### Required task
State the number of lines that hold the string "Output", with nothing added.

### Recorded data
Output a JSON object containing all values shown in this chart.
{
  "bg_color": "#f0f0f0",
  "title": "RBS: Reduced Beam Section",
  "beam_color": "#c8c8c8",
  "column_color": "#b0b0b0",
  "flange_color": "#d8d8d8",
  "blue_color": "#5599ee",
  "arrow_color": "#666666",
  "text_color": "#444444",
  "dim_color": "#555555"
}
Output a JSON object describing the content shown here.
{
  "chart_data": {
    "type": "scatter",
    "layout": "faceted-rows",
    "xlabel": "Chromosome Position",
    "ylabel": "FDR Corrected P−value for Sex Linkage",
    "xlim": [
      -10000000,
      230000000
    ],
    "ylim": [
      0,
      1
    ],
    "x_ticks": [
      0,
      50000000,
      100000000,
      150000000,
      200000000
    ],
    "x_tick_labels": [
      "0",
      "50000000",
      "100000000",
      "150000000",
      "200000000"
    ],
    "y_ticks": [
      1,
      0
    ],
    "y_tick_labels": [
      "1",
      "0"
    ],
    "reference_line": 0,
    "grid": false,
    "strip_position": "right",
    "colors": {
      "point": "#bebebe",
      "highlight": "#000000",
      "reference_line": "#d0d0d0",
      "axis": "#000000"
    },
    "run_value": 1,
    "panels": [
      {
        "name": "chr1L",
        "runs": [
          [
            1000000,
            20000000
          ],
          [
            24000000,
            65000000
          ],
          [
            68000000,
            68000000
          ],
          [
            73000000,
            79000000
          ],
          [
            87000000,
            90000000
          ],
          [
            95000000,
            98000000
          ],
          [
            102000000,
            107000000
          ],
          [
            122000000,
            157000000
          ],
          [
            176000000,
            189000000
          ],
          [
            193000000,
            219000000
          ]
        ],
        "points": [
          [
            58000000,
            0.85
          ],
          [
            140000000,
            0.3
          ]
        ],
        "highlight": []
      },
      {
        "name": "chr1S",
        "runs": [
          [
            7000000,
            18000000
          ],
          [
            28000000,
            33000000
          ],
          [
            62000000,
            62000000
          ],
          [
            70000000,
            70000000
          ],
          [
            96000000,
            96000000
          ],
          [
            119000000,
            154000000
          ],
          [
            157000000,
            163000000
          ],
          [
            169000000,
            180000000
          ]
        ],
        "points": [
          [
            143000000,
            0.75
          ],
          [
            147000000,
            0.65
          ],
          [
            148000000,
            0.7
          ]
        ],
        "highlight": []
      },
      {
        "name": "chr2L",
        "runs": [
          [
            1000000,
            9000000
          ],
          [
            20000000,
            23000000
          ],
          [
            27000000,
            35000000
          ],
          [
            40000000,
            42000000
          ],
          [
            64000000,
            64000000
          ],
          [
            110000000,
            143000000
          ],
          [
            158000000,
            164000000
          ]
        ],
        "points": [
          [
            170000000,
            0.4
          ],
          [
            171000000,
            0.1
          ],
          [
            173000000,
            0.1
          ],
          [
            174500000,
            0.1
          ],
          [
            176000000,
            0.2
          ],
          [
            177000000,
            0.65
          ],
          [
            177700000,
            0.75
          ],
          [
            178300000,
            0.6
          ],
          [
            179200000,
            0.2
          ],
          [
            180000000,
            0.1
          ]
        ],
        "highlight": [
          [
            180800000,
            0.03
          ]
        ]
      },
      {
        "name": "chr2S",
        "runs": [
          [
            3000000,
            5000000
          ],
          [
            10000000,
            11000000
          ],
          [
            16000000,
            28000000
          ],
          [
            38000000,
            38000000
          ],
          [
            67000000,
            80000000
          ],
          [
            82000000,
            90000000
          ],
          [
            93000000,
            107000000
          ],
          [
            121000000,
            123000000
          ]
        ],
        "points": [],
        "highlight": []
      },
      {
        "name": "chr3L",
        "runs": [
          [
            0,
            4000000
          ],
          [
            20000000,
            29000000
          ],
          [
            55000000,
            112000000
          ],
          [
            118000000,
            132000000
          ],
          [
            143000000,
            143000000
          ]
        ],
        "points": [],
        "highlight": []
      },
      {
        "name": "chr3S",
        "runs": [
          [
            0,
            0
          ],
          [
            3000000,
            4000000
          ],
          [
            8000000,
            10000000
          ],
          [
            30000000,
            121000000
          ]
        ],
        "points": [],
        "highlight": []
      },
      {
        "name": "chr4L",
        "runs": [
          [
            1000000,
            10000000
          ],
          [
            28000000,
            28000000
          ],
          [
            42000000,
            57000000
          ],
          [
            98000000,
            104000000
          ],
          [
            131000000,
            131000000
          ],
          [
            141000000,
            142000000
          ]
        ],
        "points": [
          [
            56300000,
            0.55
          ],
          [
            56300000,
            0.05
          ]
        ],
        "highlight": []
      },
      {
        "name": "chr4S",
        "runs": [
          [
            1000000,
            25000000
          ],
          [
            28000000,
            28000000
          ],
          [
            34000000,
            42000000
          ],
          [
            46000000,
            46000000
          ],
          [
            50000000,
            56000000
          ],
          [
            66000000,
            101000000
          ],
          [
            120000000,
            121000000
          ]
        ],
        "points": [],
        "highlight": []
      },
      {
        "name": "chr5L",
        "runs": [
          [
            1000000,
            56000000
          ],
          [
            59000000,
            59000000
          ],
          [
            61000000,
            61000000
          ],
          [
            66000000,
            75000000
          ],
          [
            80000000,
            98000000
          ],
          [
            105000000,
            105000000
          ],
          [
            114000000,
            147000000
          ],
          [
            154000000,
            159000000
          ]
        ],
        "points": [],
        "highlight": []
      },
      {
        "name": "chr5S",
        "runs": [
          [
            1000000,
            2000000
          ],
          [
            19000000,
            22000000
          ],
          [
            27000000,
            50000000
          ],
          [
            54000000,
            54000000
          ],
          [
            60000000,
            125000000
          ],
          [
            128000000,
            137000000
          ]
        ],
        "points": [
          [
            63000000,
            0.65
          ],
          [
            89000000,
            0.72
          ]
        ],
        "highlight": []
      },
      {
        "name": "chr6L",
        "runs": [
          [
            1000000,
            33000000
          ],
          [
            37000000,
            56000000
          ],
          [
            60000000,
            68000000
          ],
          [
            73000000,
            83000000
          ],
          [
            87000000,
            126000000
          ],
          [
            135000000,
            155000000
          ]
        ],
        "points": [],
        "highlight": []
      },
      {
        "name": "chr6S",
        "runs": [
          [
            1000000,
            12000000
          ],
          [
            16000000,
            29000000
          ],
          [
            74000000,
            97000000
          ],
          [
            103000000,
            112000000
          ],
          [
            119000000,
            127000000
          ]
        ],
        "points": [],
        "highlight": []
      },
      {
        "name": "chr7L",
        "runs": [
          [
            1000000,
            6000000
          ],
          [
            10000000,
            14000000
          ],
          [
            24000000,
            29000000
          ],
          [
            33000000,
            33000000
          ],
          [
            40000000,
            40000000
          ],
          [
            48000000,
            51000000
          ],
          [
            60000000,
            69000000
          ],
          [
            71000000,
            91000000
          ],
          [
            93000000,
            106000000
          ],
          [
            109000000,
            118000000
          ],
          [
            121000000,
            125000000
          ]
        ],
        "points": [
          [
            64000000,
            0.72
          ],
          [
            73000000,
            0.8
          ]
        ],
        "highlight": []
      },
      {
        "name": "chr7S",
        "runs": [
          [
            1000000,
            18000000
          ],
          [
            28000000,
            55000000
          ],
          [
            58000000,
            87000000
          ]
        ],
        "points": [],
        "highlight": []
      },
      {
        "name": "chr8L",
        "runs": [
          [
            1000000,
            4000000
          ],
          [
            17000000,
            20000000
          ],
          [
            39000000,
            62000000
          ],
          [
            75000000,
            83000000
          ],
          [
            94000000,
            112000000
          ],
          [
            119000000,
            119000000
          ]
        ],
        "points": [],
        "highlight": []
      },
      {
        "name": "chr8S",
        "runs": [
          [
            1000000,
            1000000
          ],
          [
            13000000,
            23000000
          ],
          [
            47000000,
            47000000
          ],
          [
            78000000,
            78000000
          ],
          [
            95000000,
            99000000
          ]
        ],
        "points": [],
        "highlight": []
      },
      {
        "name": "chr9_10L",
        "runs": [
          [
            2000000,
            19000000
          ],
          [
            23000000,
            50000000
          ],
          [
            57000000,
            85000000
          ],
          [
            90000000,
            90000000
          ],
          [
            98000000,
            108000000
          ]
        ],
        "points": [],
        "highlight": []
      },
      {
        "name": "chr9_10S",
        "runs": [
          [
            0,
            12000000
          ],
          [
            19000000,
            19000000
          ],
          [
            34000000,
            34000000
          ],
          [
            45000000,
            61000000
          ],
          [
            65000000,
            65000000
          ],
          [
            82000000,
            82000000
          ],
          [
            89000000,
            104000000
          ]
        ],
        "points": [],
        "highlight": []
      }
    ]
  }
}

### Response to the exercise
2